What the task asks.
All of the material below is to be restated word for word, apart from the pictures.

Record extracts.

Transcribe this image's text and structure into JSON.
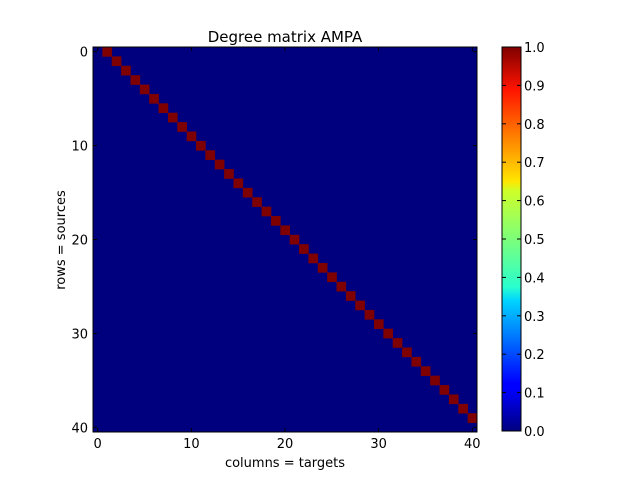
{
  "chart_data": {
    "type": "heatmap",
    "title": "Degree matrix AMPA",
    "xlabel": "columns = targets",
    "ylabel": "rows = sources",
    "rows": 41,
    "cols": 41,
    "cell_rule": "value 1.0 where column = row + 1, else 0.0",
    "x_ticks": [
      0,
      10,
      20,
      30,
      40
    ],
    "y_ticks": [
      0,
      10,
      20,
      30,
      40
    ],
    "colormap": "jet",
    "colorbar": {
      "min": 0.0,
      "max": 1.0,
      "ticks": [
        "0.0",
        "0.1",
        "0.2",
        "0.3",
        "0.4",
        "0.5",
        "0.6",
        "0.7",
        "0.8",
        "0.9",
        "1.0"
      ]
    },
    "colors": {
      "low": "#00007f",
      "high": "#7f0000"
    }
  }
}
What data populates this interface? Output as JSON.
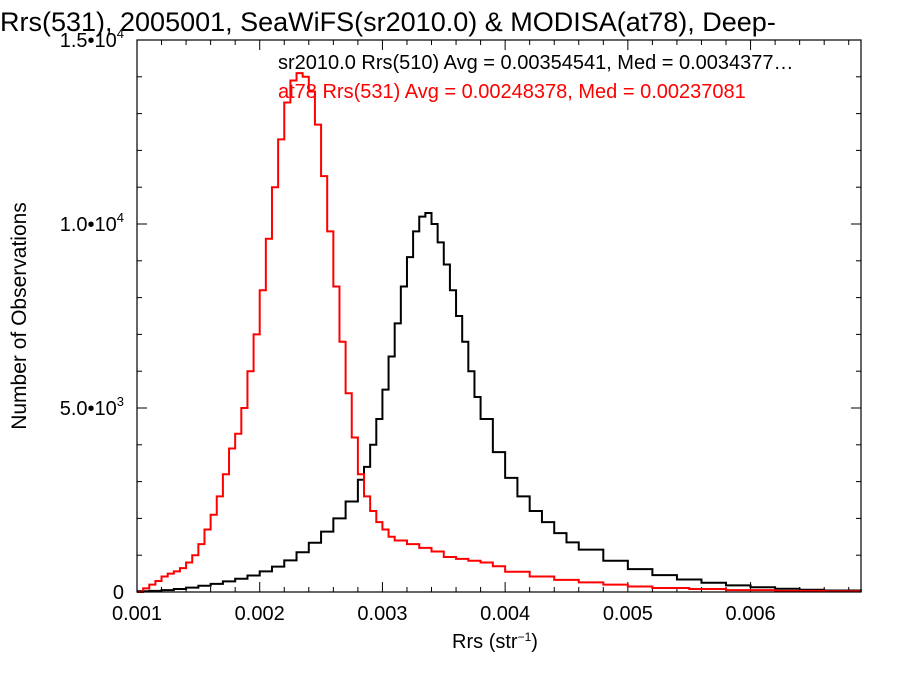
{
  "chart_data": {
    "type": "line",
    "title": "Rrs(531), 2005001, SeaWiFS(sr2010.0) & MODISA(at78), Deep-",
    "xlabel": "Rrs (str⁻¹)",
    "ylabel": "Number of Observations",
    "xlim": [
      0.001,
      0.0069
    ],
    "ylim": [
      0,
      15000
    ],
    "x_ticks": [
      {
        "value": 0.001,
        "label": "0.001"
      },
      {
        "value": 0.002,
        "label": "0.002"
      },
      {
        "value": 0.003,
        "label": "0.003"
      },
      {
        "value": 0.004,
        "label": "0.004"
      },
      {
        "value": 0.005,
        "label": "0.005"
      },
      {
        "value": 0.006,
        "label": "0.006"
      }
    ],
    "y_ticks": [
      {
        "value": 0,
        "mant": "0",
        "exp": ""
      },
      {
        "value": 5000,
        "mant": "5.0•10",
        "exp": "3"
      },
      {
        "value": 10000,
        "mant": "1.0•10",
        "exp": "4"
      },
      {
        "value": 15000,
        "mant": "1.5•10",
        "exp": "4"
      }
    ],
    "grid": false,
    "series": [
      {
        "name": "sr2010.0 Rrs(510) Avg = 0.00354541, Med = 0.0034377…",
        "color": "#000000",
        "step": "histogram",
        "x": [
          0.001,
          0.0011,
          0.0012,
          0.0013,
          0.0014,
          0.0015,
          0.0016,
          0.0017,
          0.0018,
          0.0019,
          0.002,
          0.0021,
          0.0022,
          0.0023,
          0.0024,
          0.0025,
          0.0026,
          0.0027,
          0.0028,
          0.00285,
          0.0029,
          0.00295,
          0.003,
          0.00305,
          0.0031,
          0.00315,
          0.0032,
          0.00325,
          0.0033,
          0.00335,
          0.0034,
          0.00345,
          0.0035,
          0.00355,
          0.0036,
          0.00365,
          0.0037,
          0.00375,
          0.0038,
          0.0039,
          0.004,
          0.0041,
          0.0042,
          0.0043,
          0.0044,
          0.0045,
          0.0046,
          0.0048,
          0.005,
          0.0052,
          0.0054,
          0.0056,
          0.0058,
          0.006,
          0.0062,
          0.0064,
          0.0066,
          0.0069
        ],
        "y": [
          20,
          30,
          50,
          80,
          120,
          170,
          220,
          290,
          360,
          450,
          560,
          690,
          860,
          1080,
          1340,
          1640,
          2000,
          2460,
          3050,
          3400,
          4000,
          4700,
          5500,
          6400,
          7300,
          8300,
          9100,
          9800,
          10200,
          10300,
          10000,
          9500,
          8900,
          8200,
          7500,
          6800,
          6000,
          5300,
          4700,
          3800,
          3100,
          2600,
          2200,
          1900,
          1600,
          1350,
          1150,
          850,
          620,
          460,
          340,
          250,
          180,
          130,
          90,
          60,
          40,
          20
        ]
      },
      {
        "name": "at78 Rrs(531) Avg = 0.00248378, Med = 0.00237081",
        "color": "#ff0000",
        "step": "histogram",
        "x": [
          0.001,
          0.00105,
          0.0011,
          0.00115,
          0.0012,
          0.00125,
          0.0013,
          0.00135,
          0.0014,
          0.00145,
          0.0015,
          0.00155,
          0.0016,
          0.00165,
          0.0017,
          0.00175,
          0.0018,
          0.00185,
          0.0019,
          0.00195,
          0.002,
          0.00205,
          0.0021,
          0.00215,
          0.0022,
          0.00225,
          0.0023,
          0.00235,
          0.0024,
          0.00245,
          0.0025,
          0.00255,
          0.0026,
          0.00265,
          0.0027,
          0.00275,
          0.0028,
          0.00285,
          0.0029,
          0.00295,
          0.003,
          0.00305,
          0.0031,
          0.0032,
          0.0033,
          0.0034,
          0.0035,
          0.0036,
          0.0037,
          0.0038,
          0.0039,
          0.004,
          0.0042,
          0.0044,
          0.0046,
          0.0048,
          0.005,
          0.0052,
          0.0055,
          0.0058,
          0.0062,
          0.0066,
          0.0069
        ],
        "y": [
          0,
          100,
          200,
          300,
          420,
          500,
          560,
          650,
          800,
          1000,
          1300,
          1700,
          2100,
          2600,
          3200,
          3900,
          4300,
          5000,
          6000,
          7000,
          8200,
          9600,
          11000,
          12300,
          13300,
          13900,
          14100,
          14000,
          13600,
          12700,
          11300,
          9800,
          8300,
          6800,
          5400,
          4200,
          3200,
          2600,
          2200,
          1900,
          1700,
          1500,
          1400,
          1300,
          1200,
          1100,
          950,
          900,
          850,
          800,
          700,
          550,
          420,
          330,
          260,
          200,
          150,
          110,
          80,
          50,
          30,
          20,
          10
        ]
      }
    ]
  }
}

Exercise solution.
Transcribe this image's text and structure into JSON.
{
  "chart_data": {
    "type": "heatmap",
    "title": "Degree matrix AMPA",
    "xlabel": "columns = targets",
    "ylabel": "rows = sources",
    "rows": 41,
    "cols": 41,
    "cell_rule": "value 1.0 where column = row + 1, else 0.0",
    "x_ticks": [
      0,
      10,
      20,
      30,
      40
    ],
    "y_ticks": [
      0,
      10,
      20,
      30,
      40
    ],
    "colormap": "jet",
    "colorbar": {
      "min": 0.0,
      "max": 1.0,
      "ticks": [
        "0.0",
        "0.1",
        "0.2",
        "0.3",
        "0.4",
        "0.5",
        "0.6",
        "0.7",
        "0.8",
        "0.9",
        "1.0"
      ]
    },
    "colors": {
      "low": "#00007f",
      "high": "#7f0000"
    }
  }
}
What data populates this interface? Output as JSON.
{
  "chart_data": {
    "type": "line",
    "title": "Rrs(531), 2005001, SeaWiFS(sr2010.0) & MODISA(at78), Deep-",
    "xlabel": "Rrs (str⁻¹)",
    "ylabel": "Number of Observations",
    "xlim": [
      0.001,
      0.0069
    ],
    "ylim": [
      0,
      15000
    ],
    "x_ticks": [
      {
        "value": 0.001,
        "label": "0.001"
      },
      {
        "value": 0.002,
        "label": "0.002"
      },
      {
        "value": 0.003,
        "label": "0.003"
      },
      {
        "value": 0.004,
        "label": "0.004"
      },
      {
        "value": 0.005,
        "label": "0.005"
      },
      {
        "value": 0.006,
        "label": "0.006"
      }
    ],
    "y_ticks": [
      {
        "value": 0,
        "mant": "0",
        "exp": ""
      },
      {
        "value": 5000,
        "mant": "5.0•10",
        "exp": "3"
      },
      {
        "value": 10000,
        "mant": "1.0•10",
        "exp": "4"
      },
      {
        "value": 15000,
        "mant": "1.5•10",
        "exp": "4"
      }
    ],
    "grid": false,
    "series": [
      {
        "name": "sr2010.0 Rrs(510) Avg = 0.00354541, Med = 0.0034377…",
        "color": "#000000",
        "step": "histogram",
        "x": [
          0.001,
          0.0011,
          0.0012,
          0.0013,
          0.0014,
          0.0015,
          0.0016,
          0.0017,
          0.0018,
          0.0019,
          0.002,
          0.0021,
          0.0022,
          0.0023,
          0.0024,
          0.0025,
          0.0026,
          0.0027,
          0.0028,
          0.00285,
          0.0029,
          0.00295,
          0.003,
          0.00305,
          0.0031,
          0.00315,
          0.0032,
          0.00325,
          0.0033,
          0.00335,
          0.0034,
          0.00345,
          0.0035,
          0.00355,
          0.0036,
          0.00365,
          0.0037,
          0.00375,
          0.0038,
          0.0039,
          0.004,
          0.0041,
          0.0042,
          0.0043,
          0.0044,
          0.0045,
          0.0046,
          0.0048,
          0.005,
          0.0052,
          0.0054,
          0.0056,
          0.0058,
          0.006,
          0.0062,
          0.0064,
          0.0066,
          0.0069
        ],
        "y": [
          20,
          30,
          50,
          80,
          120,
          170,
          220,
          290,
          360,
          450,
          560,
          690,
          860,
          1080,
          1340,
          1640,
          2000,
          2460,
          3050,
          3400,
          4000,
          4700,
          5500,
          6400,
          7300,
          8300,
          9100,
          9800,
          10200,
          10300,
          10000,
          9500,
          8900,
          8200,
          7500,
          6800,
          6000,
          5300,
          4700,
          3800,
          3100,
          2600,
          2200,
          1900,
          1600,
          1350,
          1150,
          850,
          620,
          460,
          340,
          250,
          180,
          130,
          90,
          60,
          40,
          20
        ]
      },
      {
        "name": "at78 Rrs(531) Avg = 0.00248378, Med = 0.00237081",
        "color": "#ff0000",
        "step": "histogram",
        "x": [
          0.001,
          0.00105,
          0.0011,
          0.00115,
          0.0012,
          0.00125,
          0.0013,
          0.00135,
          0.0014,
          0.00145,
          0.0015,
          0.00155,
          0.0016,
          0.00165,
          0.0017,
          0.00175,
          0.0018,
          0.00185,
          0.0019,
          0.00195,
          0.002,
          0.00205,
          0.0021,
          0.00215,
          0.0022,
          0.00225,
          0.0023,
          0.00235,
          0.0024,
          0.00245,
          0.0025,
          0.00255,
          0.0026,
          0.00265,
          0.0027,
          0.00275,
          0.0028,
          0.00285,
          0.0029,
          0.00295,
          0.003,
          0.00305,
          0.0031,
          0.0032,
          0.0033,
          0.0034,
          0.0035,
          0.0036,
          0.0037,
          0.0038,
          0.0039,
          0.004,
          0.0042,
          0.0044,
          0.0046,
          0.0048,
          0.005,
          0.0052,
          0.0055,
          0.0058,
          0.0062,
          0.0066,
          0.0069
        ],
        "y": [
          0,
          100,
          200,
          300,
          420,
          500,
          560,
          650,
          800,
          1000,
          1300,
          1700,
          2100,
          2600,
          3200,
          3900,
          4300,
          5000,
          6000,
          7000,
          8200,
          9600,
          11000,
          12300,
          13300,
          13900,
          14100,
          14000,
          13600,
          12700,
          11300,
          9800,
          8300,
          6800,
          5400,
          4200,
          3200,
          2600,
          2200,
          1900,
          1700,
          1500,
          1400,
          1300,
          1200,
          1100,
          950,
          900,
          850,
          800,
          700,
          550,
          420,
          330,
          260,
          200,
          150,
          110,
          80,
          50,
          30,
          20,
          10
        ]
      }
    ]
  }
}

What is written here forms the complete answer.